What is expected:
Reproduce every entry that follows word for word, but omit the images.

Saved entries:
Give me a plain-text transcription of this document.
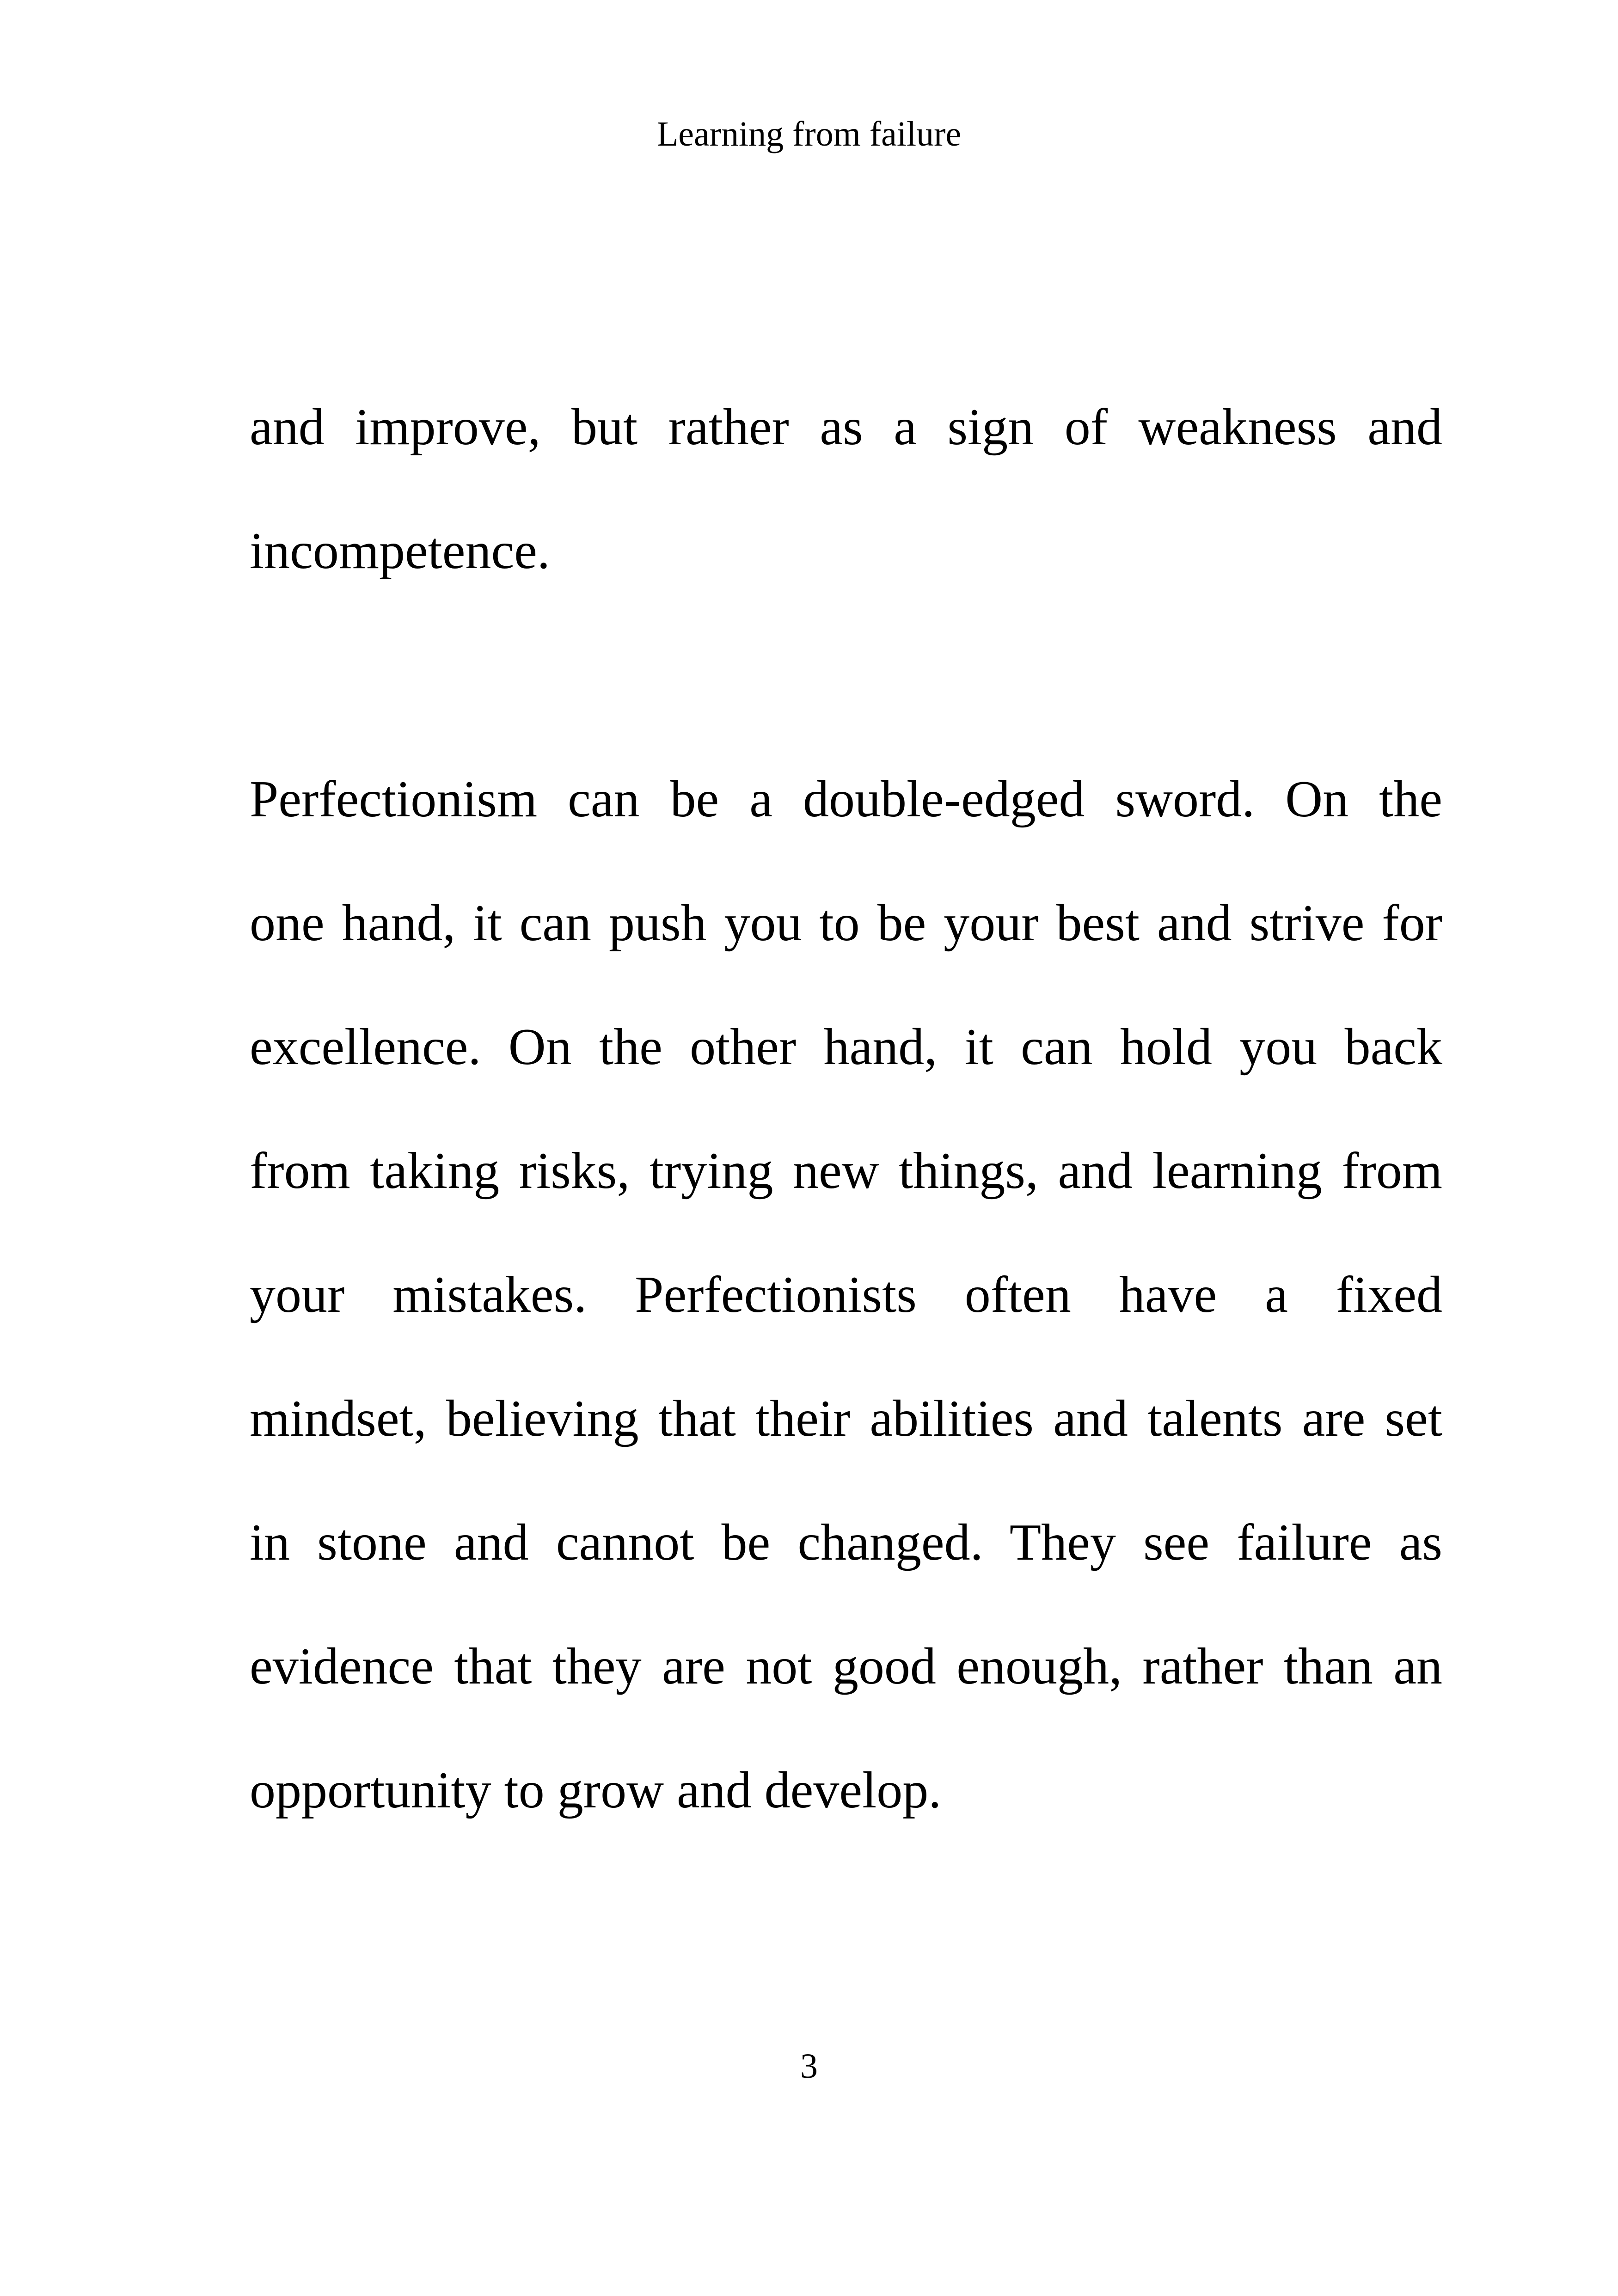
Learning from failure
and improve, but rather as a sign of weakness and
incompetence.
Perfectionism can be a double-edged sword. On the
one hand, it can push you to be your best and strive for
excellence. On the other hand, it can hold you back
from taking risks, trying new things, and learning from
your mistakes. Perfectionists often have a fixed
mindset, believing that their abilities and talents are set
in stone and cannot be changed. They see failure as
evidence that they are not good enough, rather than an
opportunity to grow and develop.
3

Exercise output:
Give me a plain-text transcription of this document.
Learning from failure
and improve, but rather as a sign of weakness and
incompetence.
Perfectionism can be a double-edged sword. On the
one hand, it can push you to be your best and strive for
excellence. On the other hand, it can hold you back
from taking risks, trying new things, and learning from
your mistakes. Perfectionists often have a fixed
mindset, believing that their abilities and talents are set
in stone and cannot be changed. They see failure as
evidence that they are not good enough, rather than an
opportunity to grow and develop.
3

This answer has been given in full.